## Task details
How many lines of these entries include the string "podría"? State the number alone.

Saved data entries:
== == ==
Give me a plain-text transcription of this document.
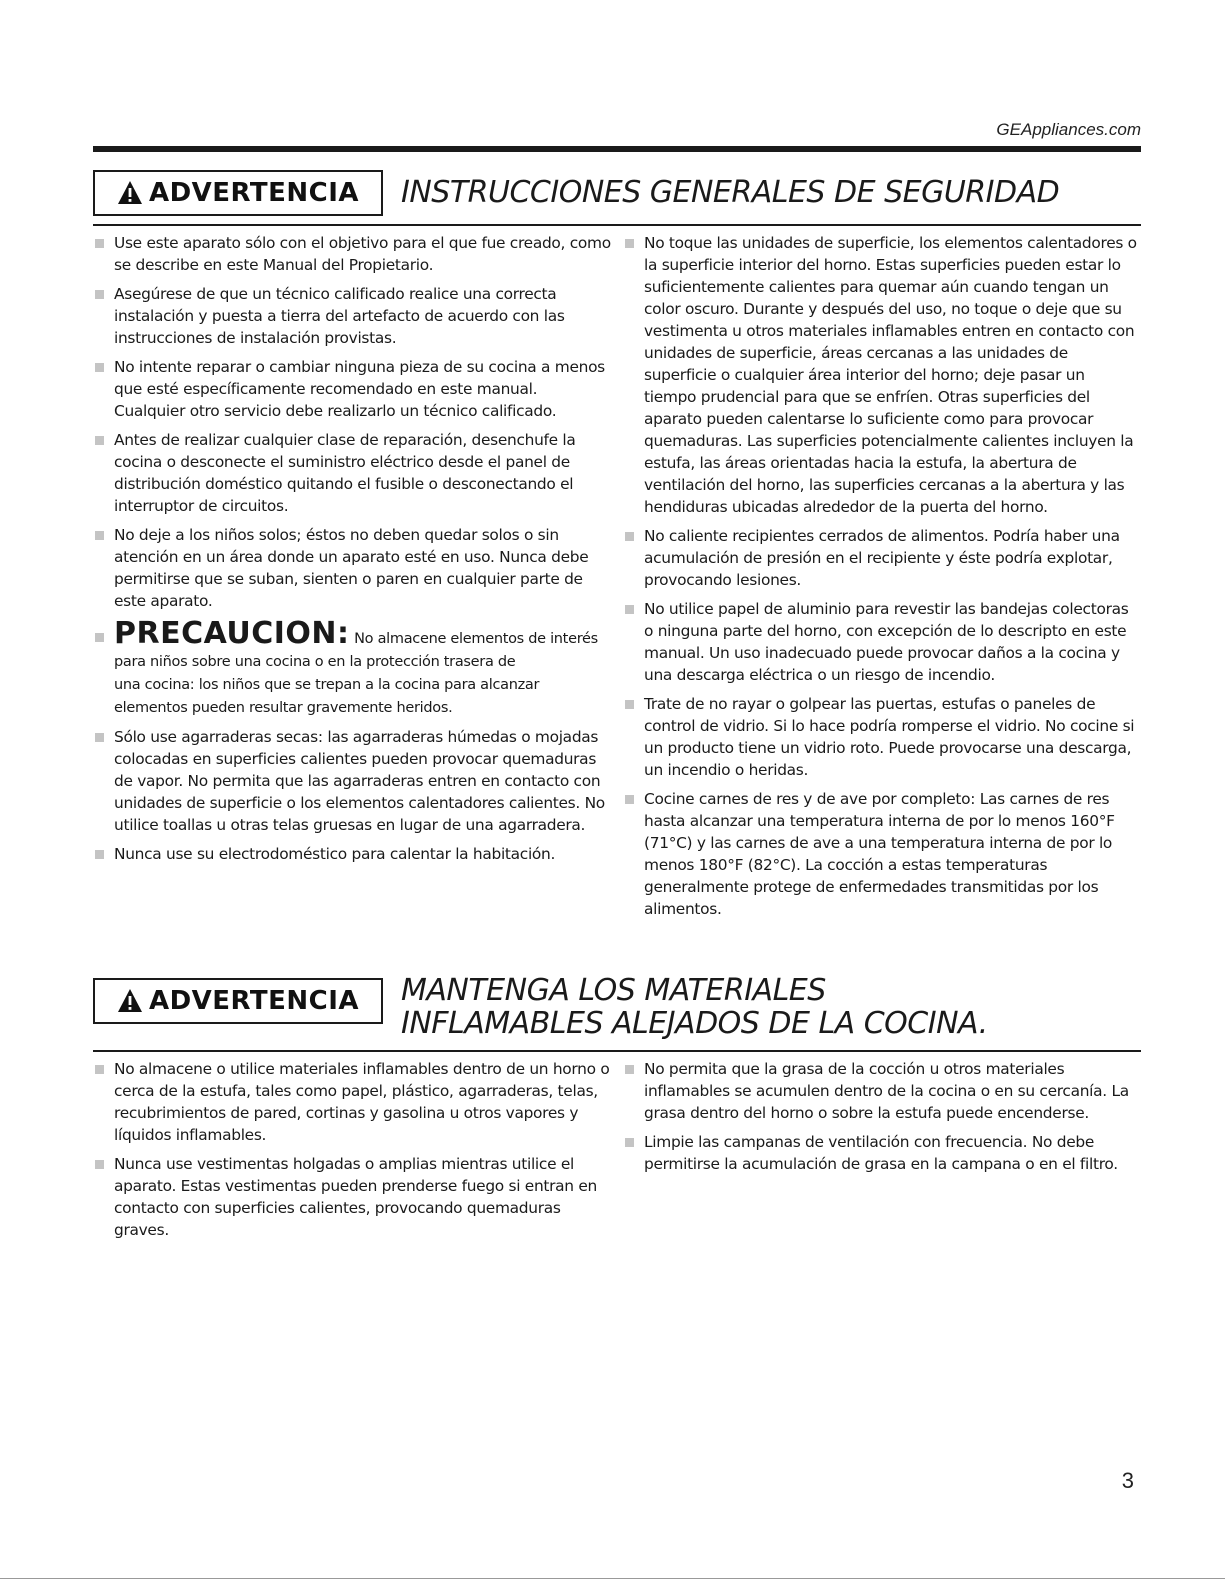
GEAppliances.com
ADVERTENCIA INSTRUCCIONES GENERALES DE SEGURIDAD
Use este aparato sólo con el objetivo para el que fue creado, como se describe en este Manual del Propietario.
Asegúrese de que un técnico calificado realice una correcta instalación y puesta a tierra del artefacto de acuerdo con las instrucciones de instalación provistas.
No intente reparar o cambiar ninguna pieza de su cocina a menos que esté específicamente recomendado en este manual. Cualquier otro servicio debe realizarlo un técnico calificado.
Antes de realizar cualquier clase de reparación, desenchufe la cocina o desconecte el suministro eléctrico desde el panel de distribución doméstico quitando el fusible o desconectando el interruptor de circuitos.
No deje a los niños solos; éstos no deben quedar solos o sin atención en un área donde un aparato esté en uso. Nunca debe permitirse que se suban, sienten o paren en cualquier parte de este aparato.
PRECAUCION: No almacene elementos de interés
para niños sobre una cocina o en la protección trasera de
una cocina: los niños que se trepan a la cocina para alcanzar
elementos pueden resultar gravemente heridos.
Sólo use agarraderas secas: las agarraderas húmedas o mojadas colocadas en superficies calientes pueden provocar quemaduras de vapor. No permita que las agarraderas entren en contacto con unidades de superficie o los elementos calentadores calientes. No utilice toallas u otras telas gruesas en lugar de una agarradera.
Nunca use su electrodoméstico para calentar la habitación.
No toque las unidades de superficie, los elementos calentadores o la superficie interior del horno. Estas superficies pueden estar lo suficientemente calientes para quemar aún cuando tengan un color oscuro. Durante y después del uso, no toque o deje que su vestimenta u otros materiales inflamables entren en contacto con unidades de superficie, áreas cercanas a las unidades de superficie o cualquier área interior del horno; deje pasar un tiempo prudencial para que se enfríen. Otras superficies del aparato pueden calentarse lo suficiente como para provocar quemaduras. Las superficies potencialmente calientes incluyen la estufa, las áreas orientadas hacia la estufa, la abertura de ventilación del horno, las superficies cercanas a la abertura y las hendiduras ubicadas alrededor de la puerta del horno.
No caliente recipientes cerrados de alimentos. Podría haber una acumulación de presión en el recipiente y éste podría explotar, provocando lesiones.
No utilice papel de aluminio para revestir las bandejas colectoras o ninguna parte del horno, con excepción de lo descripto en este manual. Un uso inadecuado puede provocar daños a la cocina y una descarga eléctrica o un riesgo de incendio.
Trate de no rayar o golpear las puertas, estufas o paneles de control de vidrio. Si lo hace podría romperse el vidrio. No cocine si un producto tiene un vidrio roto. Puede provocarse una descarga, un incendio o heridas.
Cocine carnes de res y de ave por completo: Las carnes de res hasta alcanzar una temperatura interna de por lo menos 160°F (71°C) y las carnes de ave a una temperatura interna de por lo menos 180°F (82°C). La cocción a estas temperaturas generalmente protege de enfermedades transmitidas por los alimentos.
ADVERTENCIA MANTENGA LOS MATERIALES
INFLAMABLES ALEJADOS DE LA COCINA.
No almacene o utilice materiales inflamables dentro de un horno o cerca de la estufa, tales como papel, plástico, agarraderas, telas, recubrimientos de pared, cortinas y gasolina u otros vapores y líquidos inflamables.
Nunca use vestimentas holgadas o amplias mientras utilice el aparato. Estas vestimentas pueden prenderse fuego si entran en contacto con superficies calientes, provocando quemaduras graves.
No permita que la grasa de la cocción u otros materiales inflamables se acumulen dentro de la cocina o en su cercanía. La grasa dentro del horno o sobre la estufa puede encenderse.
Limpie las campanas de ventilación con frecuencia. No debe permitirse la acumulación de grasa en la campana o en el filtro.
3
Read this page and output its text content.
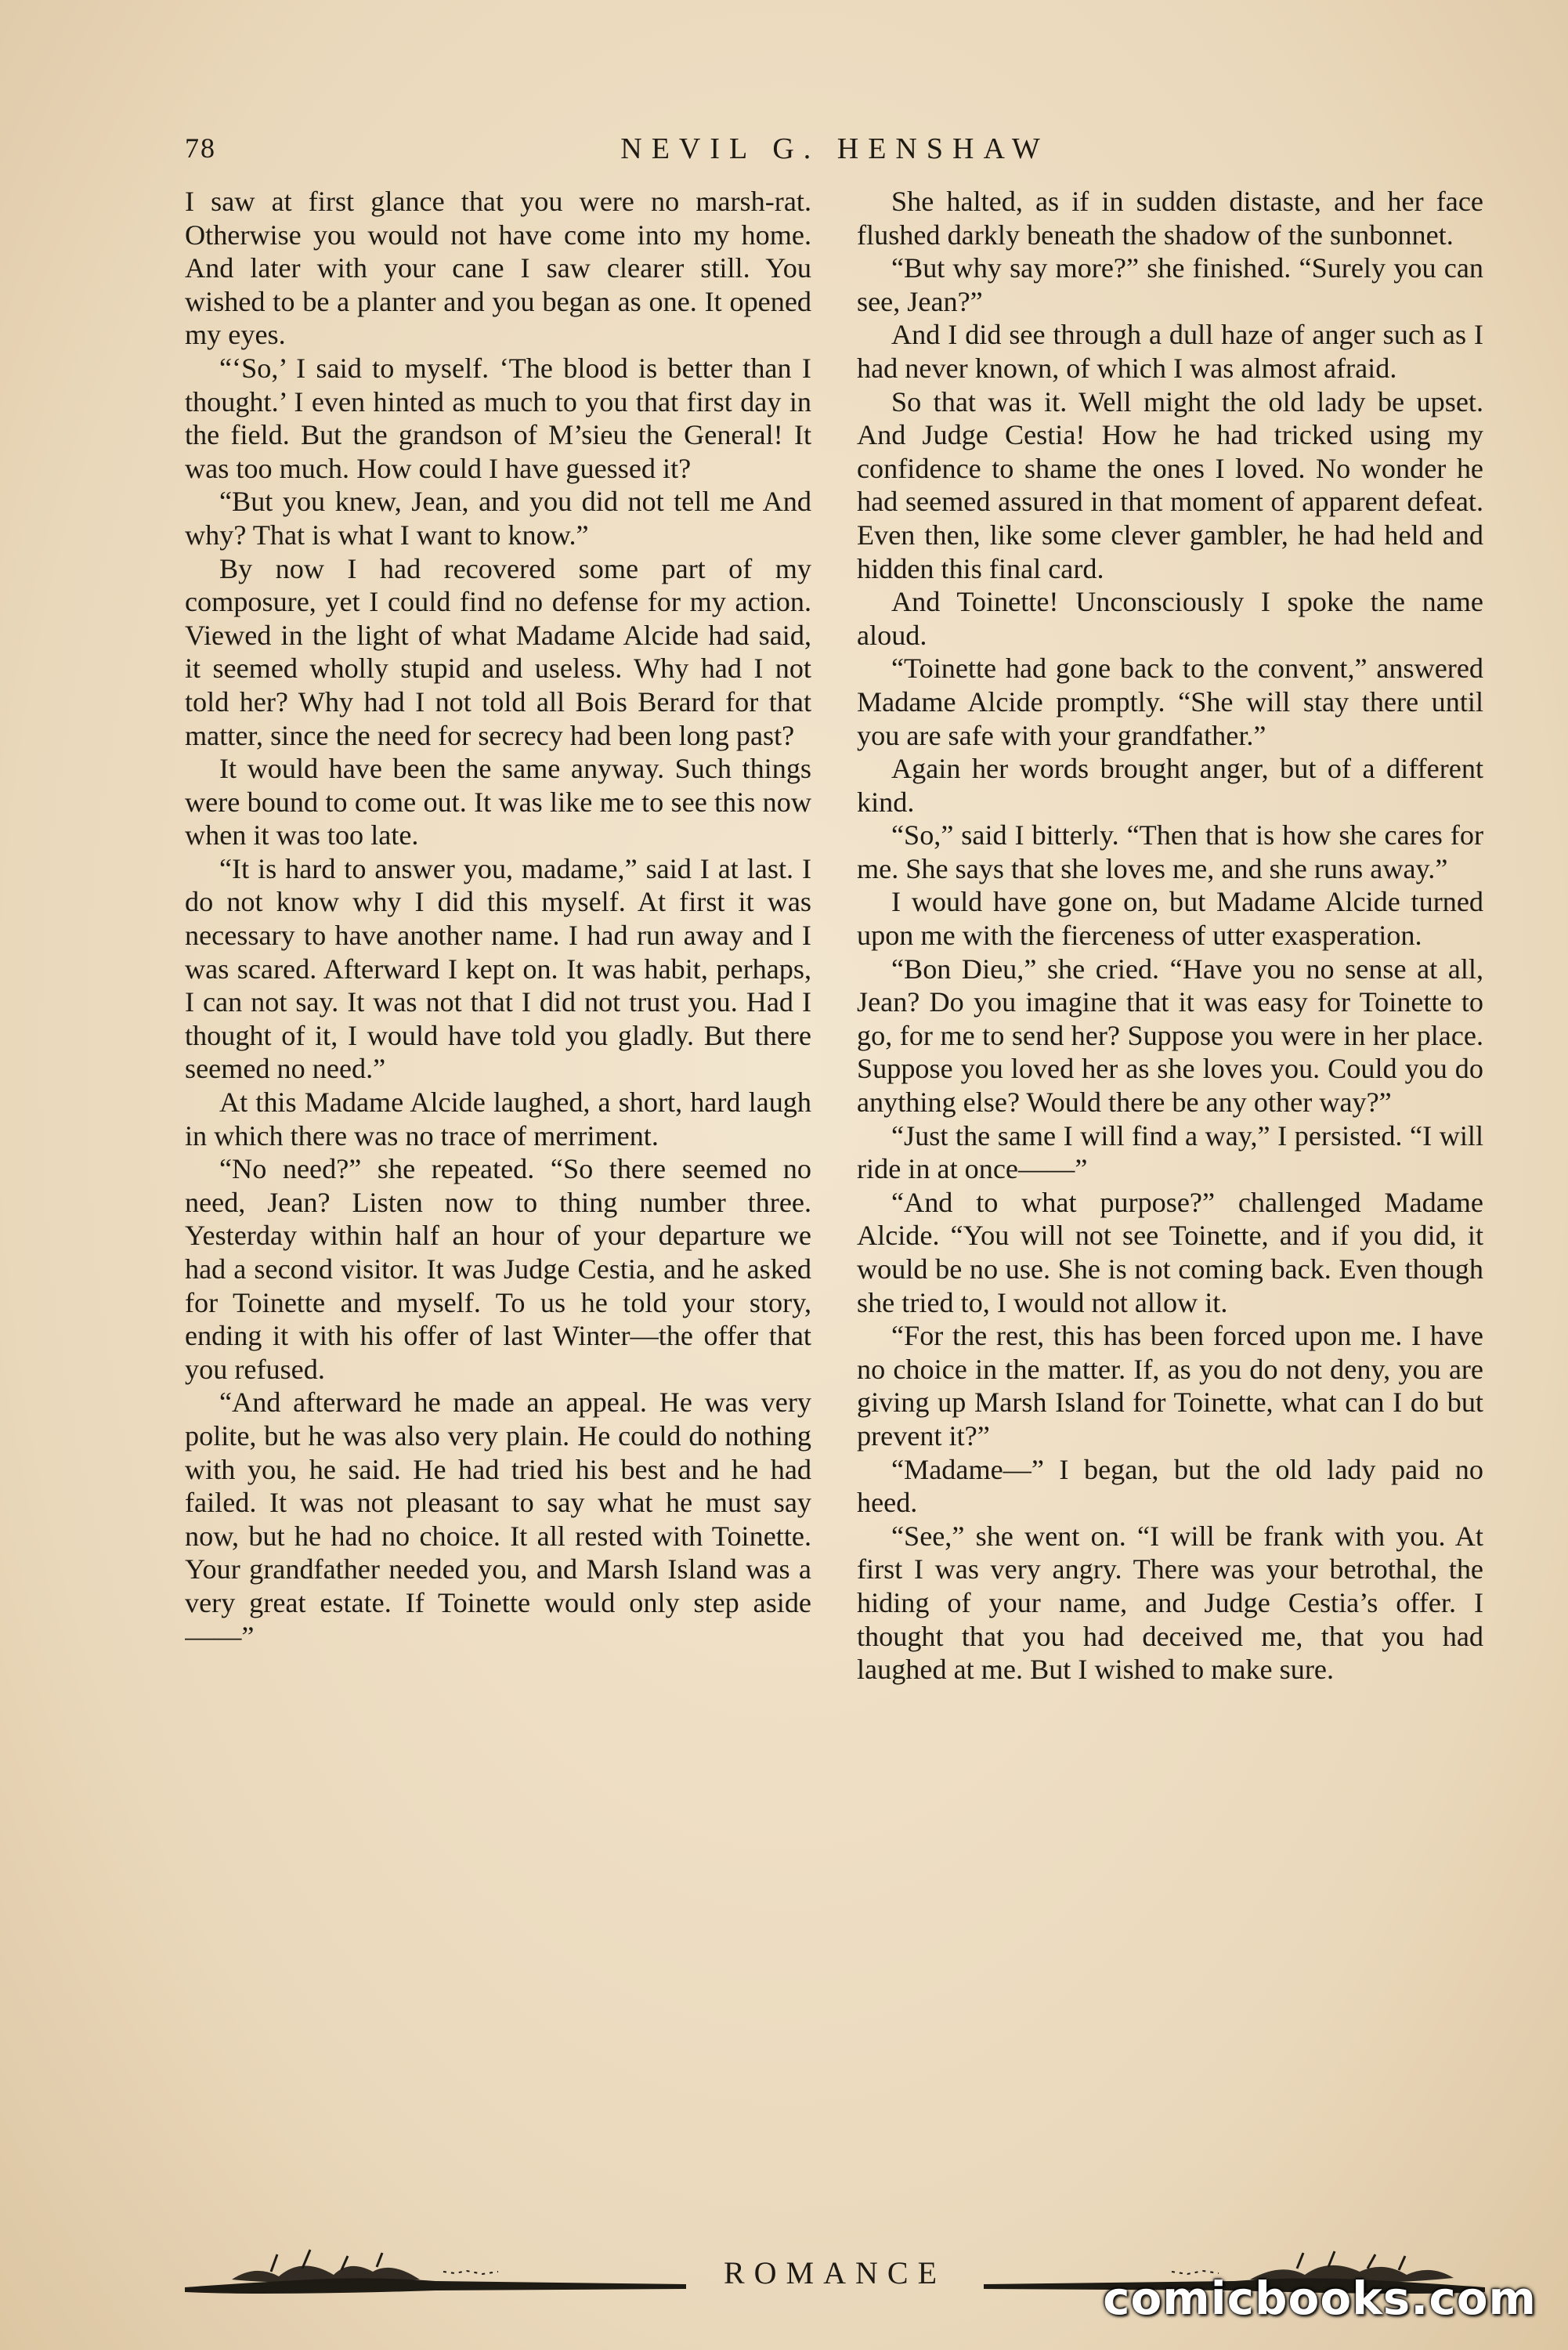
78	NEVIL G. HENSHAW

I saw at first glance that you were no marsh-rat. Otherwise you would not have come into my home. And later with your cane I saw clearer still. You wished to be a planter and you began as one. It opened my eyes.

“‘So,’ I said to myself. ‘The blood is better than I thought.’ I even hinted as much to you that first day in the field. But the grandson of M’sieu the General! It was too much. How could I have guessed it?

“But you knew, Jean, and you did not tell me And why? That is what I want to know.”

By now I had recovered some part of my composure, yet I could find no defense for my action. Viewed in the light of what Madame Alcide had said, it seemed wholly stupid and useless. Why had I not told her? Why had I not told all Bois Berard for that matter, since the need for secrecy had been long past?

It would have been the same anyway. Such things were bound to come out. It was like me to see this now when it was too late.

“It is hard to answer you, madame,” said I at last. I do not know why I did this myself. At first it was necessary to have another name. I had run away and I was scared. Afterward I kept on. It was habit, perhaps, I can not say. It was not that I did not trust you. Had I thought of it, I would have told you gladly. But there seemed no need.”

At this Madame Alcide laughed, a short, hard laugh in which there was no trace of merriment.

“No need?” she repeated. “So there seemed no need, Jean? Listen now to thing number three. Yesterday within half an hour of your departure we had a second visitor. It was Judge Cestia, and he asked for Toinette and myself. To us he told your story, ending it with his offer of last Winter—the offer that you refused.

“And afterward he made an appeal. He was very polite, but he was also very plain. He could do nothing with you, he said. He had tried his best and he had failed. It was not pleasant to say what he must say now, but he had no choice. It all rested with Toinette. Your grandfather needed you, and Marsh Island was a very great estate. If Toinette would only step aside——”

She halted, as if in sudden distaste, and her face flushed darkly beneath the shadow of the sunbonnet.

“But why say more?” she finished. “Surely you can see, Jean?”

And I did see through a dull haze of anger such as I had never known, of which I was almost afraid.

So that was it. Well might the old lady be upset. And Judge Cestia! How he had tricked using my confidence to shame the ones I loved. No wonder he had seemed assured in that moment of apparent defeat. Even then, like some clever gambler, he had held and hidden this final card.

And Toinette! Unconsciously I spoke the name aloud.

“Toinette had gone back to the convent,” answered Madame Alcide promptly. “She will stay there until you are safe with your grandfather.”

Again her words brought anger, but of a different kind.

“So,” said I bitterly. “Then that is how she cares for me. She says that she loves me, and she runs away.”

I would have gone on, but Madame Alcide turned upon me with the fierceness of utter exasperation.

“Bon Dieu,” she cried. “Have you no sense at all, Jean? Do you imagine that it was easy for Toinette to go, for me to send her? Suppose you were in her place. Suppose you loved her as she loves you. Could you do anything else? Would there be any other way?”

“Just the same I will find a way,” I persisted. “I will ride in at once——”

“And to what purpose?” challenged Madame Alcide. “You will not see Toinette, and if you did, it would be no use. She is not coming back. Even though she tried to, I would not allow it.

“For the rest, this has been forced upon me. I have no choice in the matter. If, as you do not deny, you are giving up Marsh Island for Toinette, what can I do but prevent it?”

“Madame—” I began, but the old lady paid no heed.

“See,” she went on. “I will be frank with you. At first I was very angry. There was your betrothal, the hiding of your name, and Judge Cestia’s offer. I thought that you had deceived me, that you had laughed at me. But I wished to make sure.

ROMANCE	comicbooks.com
== == ==
## Result for this task
2